- **EXERCISE INSTRUCTIONS**
Below are the records; copy each line in them that holds the word "MEHDI".

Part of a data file
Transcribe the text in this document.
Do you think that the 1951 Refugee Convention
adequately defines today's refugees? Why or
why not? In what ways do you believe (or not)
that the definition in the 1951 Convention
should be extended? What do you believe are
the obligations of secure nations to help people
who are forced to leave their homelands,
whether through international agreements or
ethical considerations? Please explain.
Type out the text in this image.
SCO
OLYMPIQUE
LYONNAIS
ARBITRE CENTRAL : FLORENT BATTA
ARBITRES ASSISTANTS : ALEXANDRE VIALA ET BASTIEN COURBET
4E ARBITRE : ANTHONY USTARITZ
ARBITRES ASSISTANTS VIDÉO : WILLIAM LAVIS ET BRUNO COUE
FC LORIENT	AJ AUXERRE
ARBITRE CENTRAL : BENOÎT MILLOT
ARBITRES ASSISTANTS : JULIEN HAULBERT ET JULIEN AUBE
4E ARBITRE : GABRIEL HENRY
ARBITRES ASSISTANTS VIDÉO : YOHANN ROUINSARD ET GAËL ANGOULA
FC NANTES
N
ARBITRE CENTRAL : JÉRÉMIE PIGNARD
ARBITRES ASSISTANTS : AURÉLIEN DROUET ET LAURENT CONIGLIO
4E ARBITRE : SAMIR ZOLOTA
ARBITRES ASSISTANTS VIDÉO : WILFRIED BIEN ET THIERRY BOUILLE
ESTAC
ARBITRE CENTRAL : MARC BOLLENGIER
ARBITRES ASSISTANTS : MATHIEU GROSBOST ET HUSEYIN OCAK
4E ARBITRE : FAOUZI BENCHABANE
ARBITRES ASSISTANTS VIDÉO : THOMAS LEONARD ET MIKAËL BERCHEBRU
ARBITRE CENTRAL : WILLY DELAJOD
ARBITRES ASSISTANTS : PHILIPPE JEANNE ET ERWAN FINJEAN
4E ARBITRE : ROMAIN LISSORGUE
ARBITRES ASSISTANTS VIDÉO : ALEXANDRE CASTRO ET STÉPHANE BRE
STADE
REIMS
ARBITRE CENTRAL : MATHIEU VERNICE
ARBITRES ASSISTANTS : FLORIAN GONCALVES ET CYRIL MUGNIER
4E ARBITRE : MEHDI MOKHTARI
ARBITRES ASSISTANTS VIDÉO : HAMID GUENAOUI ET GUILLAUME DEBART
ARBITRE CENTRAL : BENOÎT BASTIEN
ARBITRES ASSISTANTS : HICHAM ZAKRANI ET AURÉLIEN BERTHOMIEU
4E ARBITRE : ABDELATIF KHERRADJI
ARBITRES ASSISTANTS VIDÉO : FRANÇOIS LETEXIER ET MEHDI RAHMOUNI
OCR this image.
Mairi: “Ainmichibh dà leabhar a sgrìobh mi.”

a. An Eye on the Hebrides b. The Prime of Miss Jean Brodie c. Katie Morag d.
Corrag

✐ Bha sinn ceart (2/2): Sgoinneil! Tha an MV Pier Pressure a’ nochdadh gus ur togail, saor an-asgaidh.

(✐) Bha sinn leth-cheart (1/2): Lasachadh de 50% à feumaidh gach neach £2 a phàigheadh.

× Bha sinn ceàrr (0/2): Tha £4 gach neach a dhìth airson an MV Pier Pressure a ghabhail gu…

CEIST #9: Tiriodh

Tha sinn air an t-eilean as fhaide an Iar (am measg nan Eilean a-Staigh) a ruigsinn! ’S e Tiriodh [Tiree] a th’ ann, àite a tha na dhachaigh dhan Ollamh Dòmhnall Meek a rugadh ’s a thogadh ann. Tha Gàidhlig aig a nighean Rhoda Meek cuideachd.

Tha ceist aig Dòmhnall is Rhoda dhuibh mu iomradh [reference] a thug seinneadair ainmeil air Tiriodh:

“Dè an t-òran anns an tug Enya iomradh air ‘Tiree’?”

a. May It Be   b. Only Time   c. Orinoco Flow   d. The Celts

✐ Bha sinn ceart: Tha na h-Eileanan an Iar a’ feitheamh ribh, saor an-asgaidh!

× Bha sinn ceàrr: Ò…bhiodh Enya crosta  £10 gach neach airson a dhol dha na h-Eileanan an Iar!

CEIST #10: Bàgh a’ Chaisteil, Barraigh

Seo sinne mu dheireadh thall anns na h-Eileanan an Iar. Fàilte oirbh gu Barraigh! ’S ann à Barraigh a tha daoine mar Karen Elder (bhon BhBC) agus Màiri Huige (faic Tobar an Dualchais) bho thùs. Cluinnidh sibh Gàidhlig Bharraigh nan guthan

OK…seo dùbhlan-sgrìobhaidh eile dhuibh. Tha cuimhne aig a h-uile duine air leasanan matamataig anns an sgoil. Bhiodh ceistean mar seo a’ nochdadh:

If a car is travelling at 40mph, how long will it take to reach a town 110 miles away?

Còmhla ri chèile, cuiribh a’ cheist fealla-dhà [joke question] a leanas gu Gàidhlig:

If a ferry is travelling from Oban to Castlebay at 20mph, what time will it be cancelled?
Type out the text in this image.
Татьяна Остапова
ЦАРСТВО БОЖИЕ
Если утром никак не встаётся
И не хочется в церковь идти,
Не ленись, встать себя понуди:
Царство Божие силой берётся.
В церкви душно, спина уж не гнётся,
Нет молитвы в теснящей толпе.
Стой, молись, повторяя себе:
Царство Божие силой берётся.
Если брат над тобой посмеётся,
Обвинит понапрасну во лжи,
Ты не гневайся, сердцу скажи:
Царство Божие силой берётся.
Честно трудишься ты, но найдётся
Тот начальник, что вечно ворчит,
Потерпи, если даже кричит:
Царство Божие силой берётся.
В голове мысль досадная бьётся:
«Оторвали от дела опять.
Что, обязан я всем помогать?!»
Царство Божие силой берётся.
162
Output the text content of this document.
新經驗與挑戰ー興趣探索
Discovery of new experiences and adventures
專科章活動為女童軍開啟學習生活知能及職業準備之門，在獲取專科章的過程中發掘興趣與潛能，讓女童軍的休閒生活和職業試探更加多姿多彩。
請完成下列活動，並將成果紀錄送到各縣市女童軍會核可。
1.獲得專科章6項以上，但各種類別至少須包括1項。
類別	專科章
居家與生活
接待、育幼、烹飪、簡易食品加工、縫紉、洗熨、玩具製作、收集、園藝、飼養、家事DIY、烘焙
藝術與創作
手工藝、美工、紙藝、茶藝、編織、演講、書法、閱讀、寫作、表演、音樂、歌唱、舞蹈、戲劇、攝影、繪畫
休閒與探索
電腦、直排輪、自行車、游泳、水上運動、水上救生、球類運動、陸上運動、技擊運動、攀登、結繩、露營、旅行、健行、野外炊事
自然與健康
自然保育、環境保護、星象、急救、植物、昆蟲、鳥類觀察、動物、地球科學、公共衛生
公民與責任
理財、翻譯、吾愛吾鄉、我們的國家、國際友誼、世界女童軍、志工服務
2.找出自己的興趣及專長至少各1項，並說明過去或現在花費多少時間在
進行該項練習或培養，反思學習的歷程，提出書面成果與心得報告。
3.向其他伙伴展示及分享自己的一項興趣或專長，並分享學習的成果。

- **WRITTEN ANSWER**
4E ARBITRE : MEHDI MOKHTARI
ARBITRES ASSISTANTS VIDÉO : FRANÇOIS LETEXIER ET MEHDI RAHMOUNI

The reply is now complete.